__ФРАГМЕНТ ТЕКСТА__.

....

Слову «карнавальный» мы придаем расширенное значение. Карнавал, как совершенно определенное явление, дожил до наших дней, между тем как другие явления народно-праздничной жизни, родственные ему по своему характеру и стилю (а также и по генезису), за немногими исключениями, давно уже умерли или выродились до неузнаваемости. Карнавал хорошо знаком. В течение веков он неоднократно описывался. Даже в период своего позднего развития – в XVIII и XIX веках – карнавал в довольно четкой, хотя и обедненной форме еще сохранял некоторые из основных особенностей народно-праздничной стихии. Карнавал раскрывает для нас древнюю народно-праздничную стихию как относительно лучше сохранившийся обломок этого громадного и богатого мира. Это и дает нам право употреблять эпитет «карнавальный» в расширенном смысле, понимая под ним не только формы карнавала в узком и точном смысле, но и всю богатую и разнообразную народно-праздничную жизнь средних веков и эпохи Возрождения в ее основных особенностях, наглядно представленных для последующих веков, когда большинство других форм умерло или выродилось, карнавалом.
Но и карнавал в узком смысле слова – явление далеко не простое и не однозначное. Слово это объединило под одним понятием ряд местных празднеств разного происхождения, приуроченных к разным срокам, но имеющих некоторые общие черты народно-праздничного веселья. Этот процесс объединения словом «карнавал» разнородных местных явлений и подведение их под одно понятие соответствовал и реальному процессу, протекавшему в самой жизни: различные народно-праздничные формы, отмирая и вырождаясь, передавали ряд своих моментов – обрядов, аксессуаров, образов, масок – карнавалу. Карнавал стал в действительности тем резервуаром, куда вливались прекратившие свое самостоятельное существование народно-праздничные формы.
Этот процесс карнавального объединения народно-праздничных форм протекал, конечно, по-своему и в разные сроки не только в разных странах, но даже и в отдельных городах. В наиболее четкой и, так сказать, классической форме этот процесс протекал в Италии, именно в Риме (да и в других городах этой страны, хотя, может быть, и не столь четко), затем во Франции – в Париже. Более или менее классично (но в более поздние сроки) этот процесс протекал в Нюрнберге и Кельне. В России этот процесс вовсе не совершился: различные формы народно-праздничного веселья как общего, так и местного характера (масленичного, святочного, пасхального, ярмарочного и т. п.) оставались необъединенными и не выделили какой-либо преимущественной формы, аналогичной западноевропейскому карнавалу. Петр Великий, как известно, пытался привить у нас формы поздней европейской традиции «праздника глупцов» (избрание «всешутейшего папы» и т. п.), первоапрельских карнавальных шуток и др., но формы эти не укрепились и не собрали вокруг себя местных традиций.

....

__СОХРАНЁННЫЕ ДАННЫЕ__.
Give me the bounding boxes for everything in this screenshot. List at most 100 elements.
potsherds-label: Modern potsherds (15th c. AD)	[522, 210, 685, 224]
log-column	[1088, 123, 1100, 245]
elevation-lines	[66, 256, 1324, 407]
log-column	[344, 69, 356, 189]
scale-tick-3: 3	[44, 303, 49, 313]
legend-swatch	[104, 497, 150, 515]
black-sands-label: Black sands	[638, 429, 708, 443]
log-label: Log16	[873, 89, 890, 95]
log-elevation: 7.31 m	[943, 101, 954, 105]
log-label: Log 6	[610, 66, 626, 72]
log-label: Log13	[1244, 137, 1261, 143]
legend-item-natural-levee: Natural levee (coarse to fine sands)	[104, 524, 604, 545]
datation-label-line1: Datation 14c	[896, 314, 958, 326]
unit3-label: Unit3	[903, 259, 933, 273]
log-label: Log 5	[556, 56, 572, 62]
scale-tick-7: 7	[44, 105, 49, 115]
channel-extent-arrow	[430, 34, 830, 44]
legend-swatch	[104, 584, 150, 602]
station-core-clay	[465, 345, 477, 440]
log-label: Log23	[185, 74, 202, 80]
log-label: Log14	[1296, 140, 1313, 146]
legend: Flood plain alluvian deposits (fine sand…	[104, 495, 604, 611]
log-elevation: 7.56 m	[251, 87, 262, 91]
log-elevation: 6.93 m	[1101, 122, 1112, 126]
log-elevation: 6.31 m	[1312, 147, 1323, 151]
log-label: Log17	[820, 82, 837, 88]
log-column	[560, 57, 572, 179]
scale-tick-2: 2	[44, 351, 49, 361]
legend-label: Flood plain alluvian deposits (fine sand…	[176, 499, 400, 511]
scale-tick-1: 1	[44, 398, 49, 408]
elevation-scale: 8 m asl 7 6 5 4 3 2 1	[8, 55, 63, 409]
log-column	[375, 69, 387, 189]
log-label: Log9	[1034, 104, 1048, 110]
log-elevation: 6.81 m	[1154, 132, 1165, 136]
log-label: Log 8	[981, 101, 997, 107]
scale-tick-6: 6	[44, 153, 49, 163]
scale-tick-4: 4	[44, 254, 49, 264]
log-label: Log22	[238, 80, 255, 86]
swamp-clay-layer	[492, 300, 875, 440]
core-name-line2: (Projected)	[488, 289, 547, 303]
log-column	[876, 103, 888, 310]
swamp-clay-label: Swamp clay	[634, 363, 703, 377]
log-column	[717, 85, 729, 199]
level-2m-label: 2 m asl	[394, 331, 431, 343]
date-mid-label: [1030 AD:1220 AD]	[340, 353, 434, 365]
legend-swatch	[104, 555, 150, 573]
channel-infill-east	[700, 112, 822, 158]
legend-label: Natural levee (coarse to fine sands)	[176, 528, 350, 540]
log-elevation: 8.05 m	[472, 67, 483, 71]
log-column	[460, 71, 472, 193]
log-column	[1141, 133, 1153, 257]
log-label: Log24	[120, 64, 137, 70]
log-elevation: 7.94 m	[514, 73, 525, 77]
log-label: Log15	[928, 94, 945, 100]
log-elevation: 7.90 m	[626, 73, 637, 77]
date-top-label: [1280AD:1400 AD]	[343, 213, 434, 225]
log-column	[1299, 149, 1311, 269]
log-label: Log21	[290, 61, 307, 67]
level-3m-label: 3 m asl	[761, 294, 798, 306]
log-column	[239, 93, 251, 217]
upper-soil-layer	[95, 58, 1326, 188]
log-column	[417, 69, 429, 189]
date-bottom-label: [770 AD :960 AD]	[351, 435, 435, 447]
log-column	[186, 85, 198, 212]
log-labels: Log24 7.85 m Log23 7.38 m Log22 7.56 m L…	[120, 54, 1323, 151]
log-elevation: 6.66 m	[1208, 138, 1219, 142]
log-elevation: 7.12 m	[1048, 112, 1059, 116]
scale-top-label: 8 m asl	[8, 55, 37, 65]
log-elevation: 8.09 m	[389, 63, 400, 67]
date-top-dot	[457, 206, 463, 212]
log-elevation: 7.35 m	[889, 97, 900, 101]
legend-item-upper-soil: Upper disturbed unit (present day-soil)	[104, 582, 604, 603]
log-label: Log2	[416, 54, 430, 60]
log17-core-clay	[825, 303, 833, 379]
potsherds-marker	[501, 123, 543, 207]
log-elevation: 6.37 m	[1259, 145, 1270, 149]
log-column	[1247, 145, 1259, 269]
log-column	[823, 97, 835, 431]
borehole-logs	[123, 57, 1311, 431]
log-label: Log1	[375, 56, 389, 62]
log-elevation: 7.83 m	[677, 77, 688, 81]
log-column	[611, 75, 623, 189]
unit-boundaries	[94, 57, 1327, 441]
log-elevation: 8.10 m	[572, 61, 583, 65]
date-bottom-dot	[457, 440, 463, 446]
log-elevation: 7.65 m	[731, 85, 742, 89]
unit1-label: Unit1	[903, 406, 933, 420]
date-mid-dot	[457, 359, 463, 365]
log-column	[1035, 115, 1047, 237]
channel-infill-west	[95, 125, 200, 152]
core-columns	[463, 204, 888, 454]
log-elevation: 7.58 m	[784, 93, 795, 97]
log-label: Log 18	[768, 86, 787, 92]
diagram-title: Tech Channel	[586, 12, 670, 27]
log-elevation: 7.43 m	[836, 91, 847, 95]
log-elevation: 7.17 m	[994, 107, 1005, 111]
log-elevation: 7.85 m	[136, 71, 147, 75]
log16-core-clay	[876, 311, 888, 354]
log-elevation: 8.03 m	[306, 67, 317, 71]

....

Можете дословно переписать из фрагмента о карнавале отрывок, начиная со слов «Но и карнавал» и заканчивая словами «существование народно-праздничные формы.»?

__ОТВЕТ НА ЗАДАНИЕ__.
Но и карнавал в узком смысле слова – явление далеко не простое и не однозначное. Слово это объединило под одним понятием ряд местных празднеств разного происхождения, приуроченных к разным срокам, но имеющих некоторые общие черты народно-праздничного веселья. Этот процесс объединения словом «карнавал» разнородных местных явлений и подведение их под одно понятие соответствовал и реальному процессу, протекавшему в самой жизни: различные народно-праздничные формы, отмирая и вырождаясь, передавали ряд своих моментов – обрядов, аксессуаров, образов, масок – карнавалу. Карнавал стал в действительности тем резервуаром, куда вливались прекратившие свое самостоятельное существование народно-праздничные формы.